** begin Data lines **
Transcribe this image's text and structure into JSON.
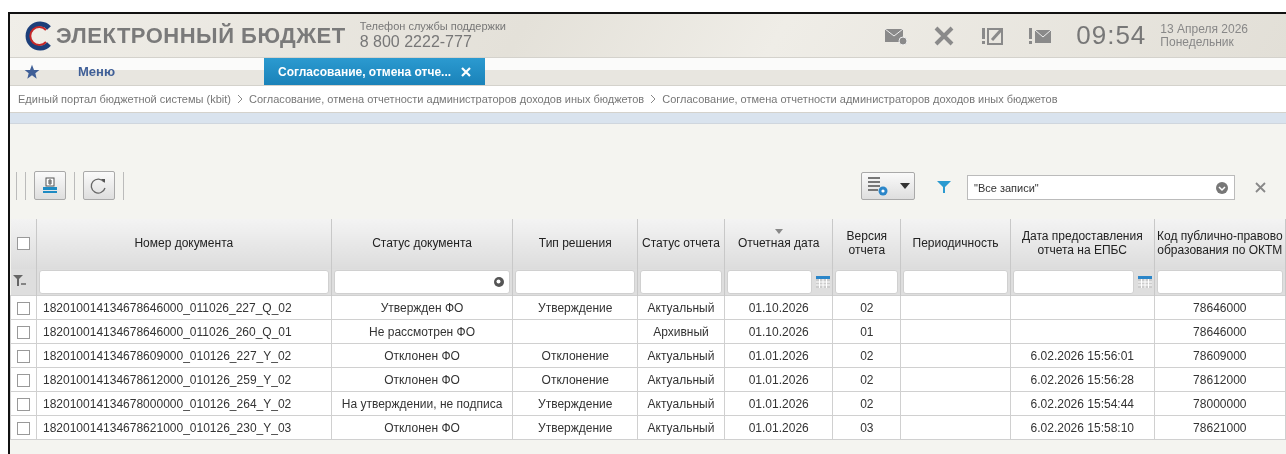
{
  "header": {
    "logo_text": "ЭЛЕКТРОННЫЙ БЮДЖЕТ",
    "support_label": "Телефон службы поддержки",
    "phone": "8 800 2222-777",
    "time": "09:54",
    "date": "13 Апреля 2026",
    "weekday": "Понедельник"
  },
  "tabs": [
    {
      "kind": "menu",
      "label": "Меню",
      "selected": false
    },
    {
      "kind": "document",
      "label": "Согласование, отмена отче...",
      "selected": true
    }
  ],
  "breadcrumb": [
    "Единый портал бюджетной системы (kbit)",
    "Согласование, отмена отчетности администраторов доходов иных бюджетов",
    "Согласование, отмена отчетности администраторов доходов иных бюджетов"
  ],
  "toolbar": {
    "filter_value": "\"Все записи\""
  },
  "table": {
    "select_all_checked": false,
    "columns": [
      {
        "label": "Номер документа",
        "kind": "text",
        "sorted": false
      },
      {
        "label": "Статус документа",
        "kind": "search",
        "sorted": false
      },
      {
        "label": "Тип решения",
        "kind": "text",
        "sorted": false
      },
      {
        "label": "Статус отчета",
        "kind": "text",
        "sorted": false
      },
      {
        "label": "Отчетная дата",
        "kind": "date",
        "sorted": true
      },
      {
        "label": "Версия отчета",
        "kind": "text",
        "sorted": false
      },
      {
        "label": "Периодичность",
        "kind": "text",
        "sorted": false
      },
      {
        "label": "Дата предоставления отчета на ЕПБС",
        "kind": "date",
        "sorted": false
      },
      {
        "label": "Код публично-правово образования по ОКТМ",
        "kind": "text",
        "sorted": false
      }
    ],
    "rows": [
      {
        "checked": false,
        "cells": [
          "182010014134678646000_011026_227_Q_02",
          "Утвержден ФО",
          "Утверждение",
          "Актуальный",
          "01.10.2026",
          "02",
          "",
          "",
          "78646000"
        ]
      },
      {
        "checked": false,
        "cells": [
          "182010014134678646000_011026_260_Q_01",
          "Не рассмотрен ФО",
          "",
          "Архивный",
          "01.10.2026",
          "01",
          "",
          "",
          "78646000"
        ]
      },
      {
        "checked": false,
        "cells": [
          "182010014134678609000_010126_227_Y_02",
          "Отклонен ФО",
          "Отклонение",
          "Актуальный",
          "01.01.2026",
          "02",
          "",
          "6.02.2026 15:56:01",
          "78609000"
        ]
      },
      {
        "checked": false,
        "cells": [
          "182010014134678612000_010126_259_Y_02",
          "Отклонен ФО",
          "Отклонение",
          "Актуальный",
          "01.01.2026",
          "02",
          "",
          "6.02.2026 15:56:28",
          "78612000"
        ]
      },
      {
        "checked": false,
        "cells": [
          "182010014134678000000_010126_264_Y_02",
          "На утверждении, не подписа",
          "Утверждение",
          "Актуальный",
          "01.01.2026",
          "02",
          "",
          "6.02.2026 15:54:44",
          "78000000"
        ]
      },
      {
        "checked": false,
        "cells": [
          "182010014134678621000_010126_230_Y_03",
          "Отклонен ФО",
          "Утверждение",
          "Актуальный",
          "01.01.2026",
          "03",
          "",
          "6.02.2026 15:58:10",
          "78621000"
        ]
      }
    ]
  }
}
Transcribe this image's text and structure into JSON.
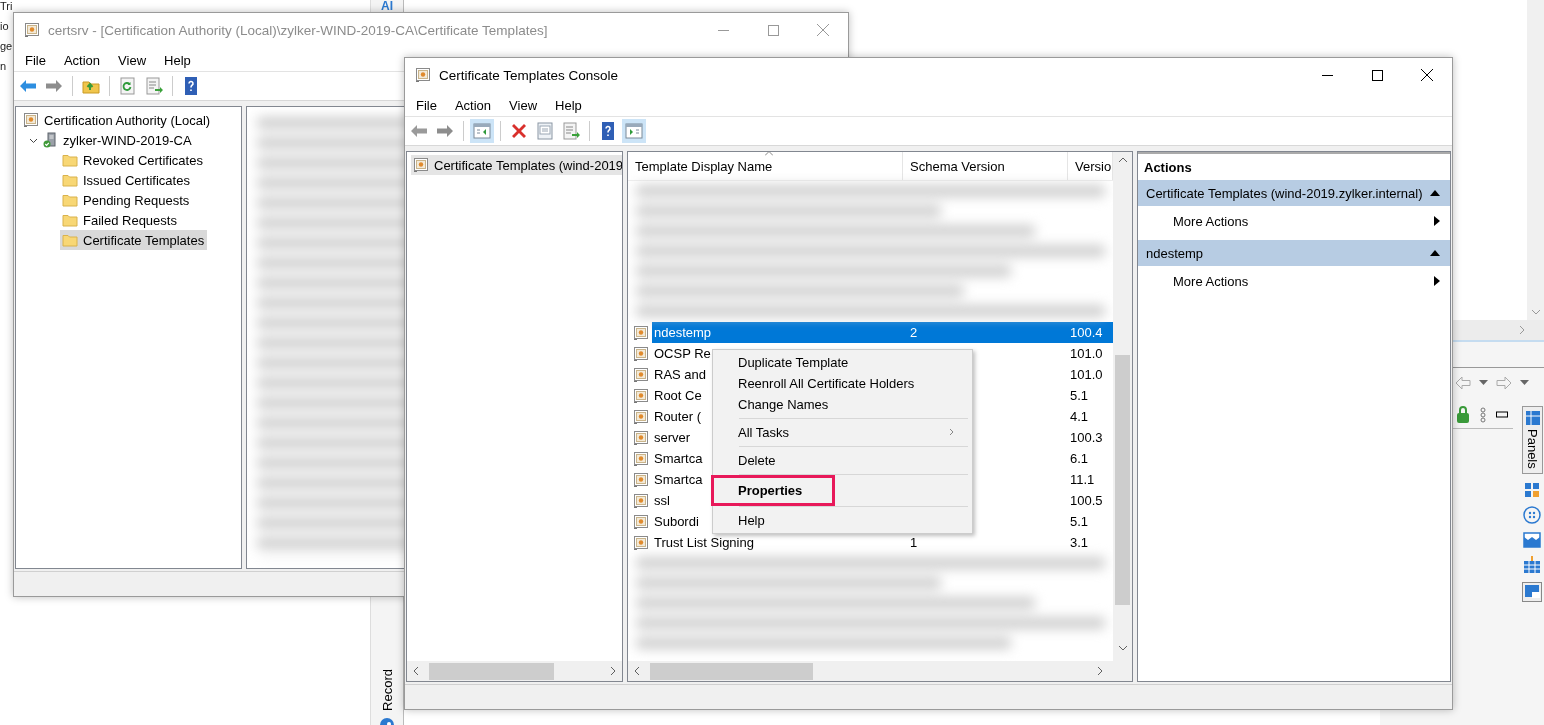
{
  "desktop": {
    "fragments": [
      "Tri",
      "io",
      "ge",
      "n"
    ],
    "top_label": "AI",
    "side_tab": "Record"
  },
  "side_app": {
    "tab": "Panels"
  },
  "back_window": {
    "title": "certsrv - [Certification Authority (Local)\\zylker-WIND-2019-CA\\Certificate Templates]",
    "active": false,
    "menu": [
      "File",
      "Action",
      "View",
      "Help"
    ],
    "toolbar": [
      {
        "kind": "back",
        "disabled": false,
        "pressed": false
      },
      {
        "kind": "forward",
        "disabled": true,
        "pressed": false
      },
      {
        "kind": "separator"
      },
      {
        "kind": "up",
        "pressed": false
      },
      {
        "kind": "separator"
      },
      {
        "kind": "refresh",
        "pressed": false
      },
      {
        "kind": "export",
        "pressed": false
      },
      {
        "kind": "separator"
      },
      {
        "kind": "help",
        "pressed": false
      }
    ],
    "tree": [
      {
        "label": "Certification Authority (Local)",
        "kind": "authority",
        "selected": false,
        "children": [
          {
            "label": "zylker-WIND-2019-CA",
            "kind": "server",
            "expanded": true,
            "selected": false,
            "children": [
              {
                "label": "Revoked Certificates",
                "kind": "folder",
                "selected": false
              },
              {
                "label": "Issued Certificates",
                "kind": "folder",
                "selected": false
              },
              {
                "label": "Pending Requests",
                "kind": "folder",
                "selected": false
              },
              {
                "label": "Failed Requests",
                "kind": "folder",
                "selected": false
              },
              {
                "label": "Certificate Templates",
                "kind": "folder",
                "selected": true
              }
            ]
          }
        ]
      }
    ]
  },
  "front_window": {
    "title": "Certificate Templates Console",
    "active": true,
    "menu": [
      "File",
      "Action",
      "View",
      "Help"
    ],
    "toolbar": [
      {
        "kind": "back",
        "disabled": true,
        "pressed": false
      },
      {
        "kind": "forward",
        "disabled": true,
        "pressed": false
      },
      {
        "kind": "separator"
      },
      {
        "kind": "tree-toggle",
        "pressed": true
      },
      {
        "kind": "separator"
      },
      {
        "kind": "delete",
        "pressed": false
      },
      {
        "kind": "properties",
        "pressed": false
      },
      {
        "kind": "export",
        "pressed": false
      },
      {
        "kind": "separator"
      },
      {
        "kind": "help",
        "pressed": false
      },
      {
        "kind": "action-toggle",
        "pressed": true
      }
    ],
    "tree": [
      {
        "label": "Certificate Templates (wind-2019",
        "kind": "authority",
        "selected": true
      }
    ],
    "table": {
      "columns": [
        {
          "label": "Template Display Name",
          "sorted": true
        },
        {
          "label": "Schema Version",
          "sorted": false
        },
        {
          "label": "Versio",
          "sorted": false
        }
      ],
      "rows": [
        {
          "name": "ndestemp",
          "schema": "2",
          "version": "100.4",
          "selected": true
        },
        {
          "name": "OCSP Re",
          "version": "101.0",
          "selected": false
        },
        {
          "name": "RAS and",
          "version": "101.0",
          "selected": false
        },
        {
          "name": "Root Ce",
          "version": "5.1",
          "selected": false
        },
        {
          "name": "Router (",
          "version": "4.1",
          "selected": false
        },
        {
          "name": "server",
          "version": "100.3",
          "selected": false
        },
        {
          "name": "Smartca",
          "version": "6.1",
          "selected": false
        },
        {
          "name": "Smartca",
          "version": "11.1",
          "selected": false
        },
        {
          "name": "ssl",
          "version": "100.5",
          "selected": false
        },
        {
          "name": "Subordi",
          "version": "5.1",
          "selected": false
        },
        {
          "name": "Trust List Signing",
          "schema": "1",
          "version": "3.1",
          "selected": false
        }
      ]
    },
    "context_menu": [
      {
        "kind": "item",
        "label": "Duplicate Template",
        "bold": false,
        "annotated": false,
        "submenu": false
      },
      {
        "kind": "item",
        "label": "Reenroll All Certificate Holders",
        "bold": false,
        "annotated": false,
        "submenu": false
      },
      {
        "kind": "item",
        "label": "Change Names",
        "bold": false,
        "annotated": false,
        "submenu": false
      },
      {
        "kind": "separator"
      },
      {
        "kind": "item",
        "label": "All Tasks",
        "bold": false,
        "annotated": false,
        "submenu": true
      },
      {
        "kind": "separator"
      },
      {
        "kind": "item",
        "label": "Delete",
        "bold": false,
        "annotated": false,
        "submenu": false
      },
      {
        "kind": "separator"
      },
      {
        "kind": "item",
        "label": "Properties",
        "bold": true,
        "annotated": true,
        "submenu": false
      },
      {
        "kind": "separator"
      },
      {
        "kind": "item",
        "label": "Help",
        "bold": false,
        "annotated": false,
        "submenu": false
      }
    ],
    "actions": {
      "title": "Actions",
      "groups": [
        {
          "title": "Certificate Templates (wind-2019.zylker.internal)",
          "expanded": true,
          "items": [
            {
              "label": "More Actions",
              "submenu": true
            }
          ]
        },
        {
          "title": "ndestemp",
          "expanded": true,
          "items": [
            {
              "label": "More Actions",
              "submenu": true
            }
          ]
        }
      ]
    }
  }
}
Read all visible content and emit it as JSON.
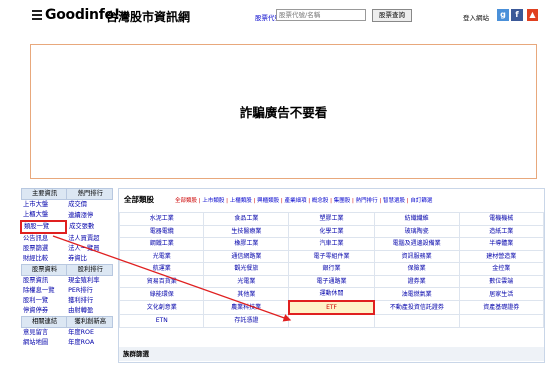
** end Data lines **
§ **What is expected**
Return all lines containing the word "Certification".

§ **Task solution**
    "title": "certsrv - [Certification Authority (Local)\\zylker-WIND-2019-CA\\Certificate Templates]",
        "label": "Certification Authority (Local)",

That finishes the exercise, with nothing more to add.